**Data extracted from a collection:**
━━━━━━━━━━━━━━━━━━━━

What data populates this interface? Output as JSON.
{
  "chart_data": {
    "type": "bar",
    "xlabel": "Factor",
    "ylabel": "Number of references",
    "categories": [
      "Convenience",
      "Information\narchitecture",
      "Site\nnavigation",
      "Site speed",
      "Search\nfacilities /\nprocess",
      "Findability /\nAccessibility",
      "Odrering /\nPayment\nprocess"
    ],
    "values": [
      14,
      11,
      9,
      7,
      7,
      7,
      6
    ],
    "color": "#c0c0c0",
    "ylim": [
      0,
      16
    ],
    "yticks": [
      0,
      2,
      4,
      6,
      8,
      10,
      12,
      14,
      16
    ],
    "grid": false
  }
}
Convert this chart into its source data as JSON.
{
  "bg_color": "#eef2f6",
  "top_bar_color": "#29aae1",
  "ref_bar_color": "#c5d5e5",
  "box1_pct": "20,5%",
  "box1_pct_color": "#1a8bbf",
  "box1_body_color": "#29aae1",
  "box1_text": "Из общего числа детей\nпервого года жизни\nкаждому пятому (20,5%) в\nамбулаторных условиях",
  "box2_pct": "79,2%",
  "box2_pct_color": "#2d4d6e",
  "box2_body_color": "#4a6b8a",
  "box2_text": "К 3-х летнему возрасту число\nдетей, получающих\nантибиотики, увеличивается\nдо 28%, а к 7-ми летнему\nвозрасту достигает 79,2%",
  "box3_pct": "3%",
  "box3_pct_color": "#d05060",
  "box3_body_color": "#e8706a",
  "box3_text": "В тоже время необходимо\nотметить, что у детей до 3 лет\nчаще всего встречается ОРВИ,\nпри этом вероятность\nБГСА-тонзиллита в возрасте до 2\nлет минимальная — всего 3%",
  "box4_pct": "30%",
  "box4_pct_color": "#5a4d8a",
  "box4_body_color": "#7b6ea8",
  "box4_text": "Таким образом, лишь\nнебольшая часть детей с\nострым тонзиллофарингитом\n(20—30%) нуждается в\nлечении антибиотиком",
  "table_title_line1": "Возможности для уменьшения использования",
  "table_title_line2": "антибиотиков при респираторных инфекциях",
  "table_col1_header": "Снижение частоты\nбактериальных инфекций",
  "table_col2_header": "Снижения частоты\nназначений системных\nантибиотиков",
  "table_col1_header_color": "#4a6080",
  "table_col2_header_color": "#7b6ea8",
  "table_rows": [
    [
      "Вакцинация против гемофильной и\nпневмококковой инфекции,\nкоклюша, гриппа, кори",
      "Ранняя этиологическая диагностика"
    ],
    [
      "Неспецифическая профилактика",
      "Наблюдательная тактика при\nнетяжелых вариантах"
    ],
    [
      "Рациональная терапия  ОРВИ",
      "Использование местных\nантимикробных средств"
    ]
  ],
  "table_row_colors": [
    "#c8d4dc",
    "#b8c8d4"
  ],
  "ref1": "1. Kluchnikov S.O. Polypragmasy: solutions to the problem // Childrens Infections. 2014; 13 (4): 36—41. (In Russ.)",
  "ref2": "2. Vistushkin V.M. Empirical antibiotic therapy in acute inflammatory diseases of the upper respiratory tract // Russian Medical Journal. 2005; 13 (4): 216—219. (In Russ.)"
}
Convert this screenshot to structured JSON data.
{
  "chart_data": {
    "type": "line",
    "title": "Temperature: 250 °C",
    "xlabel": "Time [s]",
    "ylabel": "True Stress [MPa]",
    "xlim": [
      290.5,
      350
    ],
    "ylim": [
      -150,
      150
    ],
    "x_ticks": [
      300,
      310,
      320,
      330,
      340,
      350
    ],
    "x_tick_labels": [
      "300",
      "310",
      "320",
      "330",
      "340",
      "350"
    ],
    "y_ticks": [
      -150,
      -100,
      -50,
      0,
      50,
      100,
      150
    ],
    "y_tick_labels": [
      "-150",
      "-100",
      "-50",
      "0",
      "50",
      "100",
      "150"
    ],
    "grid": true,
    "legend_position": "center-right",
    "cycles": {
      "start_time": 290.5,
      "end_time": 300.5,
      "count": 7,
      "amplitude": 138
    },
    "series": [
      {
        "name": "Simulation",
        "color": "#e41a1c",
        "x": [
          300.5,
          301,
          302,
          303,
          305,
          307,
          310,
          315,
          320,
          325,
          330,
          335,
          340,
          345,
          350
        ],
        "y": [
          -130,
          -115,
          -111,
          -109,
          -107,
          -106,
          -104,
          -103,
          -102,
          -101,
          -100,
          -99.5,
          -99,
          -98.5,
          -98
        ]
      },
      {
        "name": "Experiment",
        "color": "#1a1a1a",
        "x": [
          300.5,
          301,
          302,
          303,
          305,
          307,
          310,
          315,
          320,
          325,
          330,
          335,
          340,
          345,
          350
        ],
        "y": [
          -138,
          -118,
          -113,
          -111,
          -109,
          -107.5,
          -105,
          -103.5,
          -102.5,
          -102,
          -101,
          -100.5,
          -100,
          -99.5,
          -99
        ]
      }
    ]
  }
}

━━━━━━━━━━━━━━━━━━━━

**EXERCISE BRIEF:**
How many lines in the listing above contain the string "Convert"? Answer with the number only.

**RESPONSE TO THIS TASK:**
2